Exercise task ▸
Wherever a line holds the word "পরবর", copy that line out.

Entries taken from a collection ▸
-*-
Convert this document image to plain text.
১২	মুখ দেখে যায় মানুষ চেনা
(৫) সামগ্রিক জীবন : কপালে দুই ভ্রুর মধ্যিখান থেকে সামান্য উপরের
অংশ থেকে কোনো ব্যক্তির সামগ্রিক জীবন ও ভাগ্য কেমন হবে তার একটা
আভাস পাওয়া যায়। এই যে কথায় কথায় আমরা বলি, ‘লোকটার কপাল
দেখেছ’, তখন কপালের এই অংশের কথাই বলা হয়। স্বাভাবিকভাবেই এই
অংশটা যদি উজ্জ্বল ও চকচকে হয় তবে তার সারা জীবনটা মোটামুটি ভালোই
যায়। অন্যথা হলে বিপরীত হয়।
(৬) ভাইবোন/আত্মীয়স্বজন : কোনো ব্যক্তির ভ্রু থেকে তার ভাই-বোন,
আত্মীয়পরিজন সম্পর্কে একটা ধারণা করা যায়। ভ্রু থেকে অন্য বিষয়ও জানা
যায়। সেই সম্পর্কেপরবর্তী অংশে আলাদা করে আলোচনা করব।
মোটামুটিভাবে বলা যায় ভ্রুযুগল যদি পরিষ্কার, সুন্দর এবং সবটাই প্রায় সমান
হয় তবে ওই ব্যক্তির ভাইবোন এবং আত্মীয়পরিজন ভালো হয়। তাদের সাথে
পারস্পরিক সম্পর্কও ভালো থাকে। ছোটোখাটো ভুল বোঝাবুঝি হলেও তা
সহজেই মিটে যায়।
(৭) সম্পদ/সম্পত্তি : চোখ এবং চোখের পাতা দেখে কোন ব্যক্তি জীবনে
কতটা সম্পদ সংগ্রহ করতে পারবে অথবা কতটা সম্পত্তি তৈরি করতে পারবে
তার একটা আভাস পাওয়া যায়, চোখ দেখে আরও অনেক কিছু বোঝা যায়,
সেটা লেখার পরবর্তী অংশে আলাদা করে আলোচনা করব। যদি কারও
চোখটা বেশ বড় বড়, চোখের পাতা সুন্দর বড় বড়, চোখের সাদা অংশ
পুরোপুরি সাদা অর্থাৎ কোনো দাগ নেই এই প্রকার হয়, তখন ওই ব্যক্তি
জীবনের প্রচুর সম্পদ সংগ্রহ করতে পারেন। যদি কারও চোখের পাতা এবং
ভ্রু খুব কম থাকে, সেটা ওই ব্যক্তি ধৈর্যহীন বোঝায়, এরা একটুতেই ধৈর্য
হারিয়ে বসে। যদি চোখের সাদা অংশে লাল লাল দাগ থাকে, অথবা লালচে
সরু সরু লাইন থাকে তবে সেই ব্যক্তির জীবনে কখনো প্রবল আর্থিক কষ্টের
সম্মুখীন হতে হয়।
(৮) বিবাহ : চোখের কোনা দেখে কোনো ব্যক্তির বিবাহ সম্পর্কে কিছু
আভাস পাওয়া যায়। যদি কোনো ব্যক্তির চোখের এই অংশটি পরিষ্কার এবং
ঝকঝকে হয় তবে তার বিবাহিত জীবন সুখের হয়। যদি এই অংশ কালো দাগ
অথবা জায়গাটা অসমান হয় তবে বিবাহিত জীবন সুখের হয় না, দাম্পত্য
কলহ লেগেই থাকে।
-*-
Solution to this exercise ▸
যায়। সেই সম্পর্কেপরবর্তী অংশে আলাদা করে আলোচনা করব।
সেটা লেখার পরবর্তী অংশে আলাদা করে আলোচনা করব। যদি কারও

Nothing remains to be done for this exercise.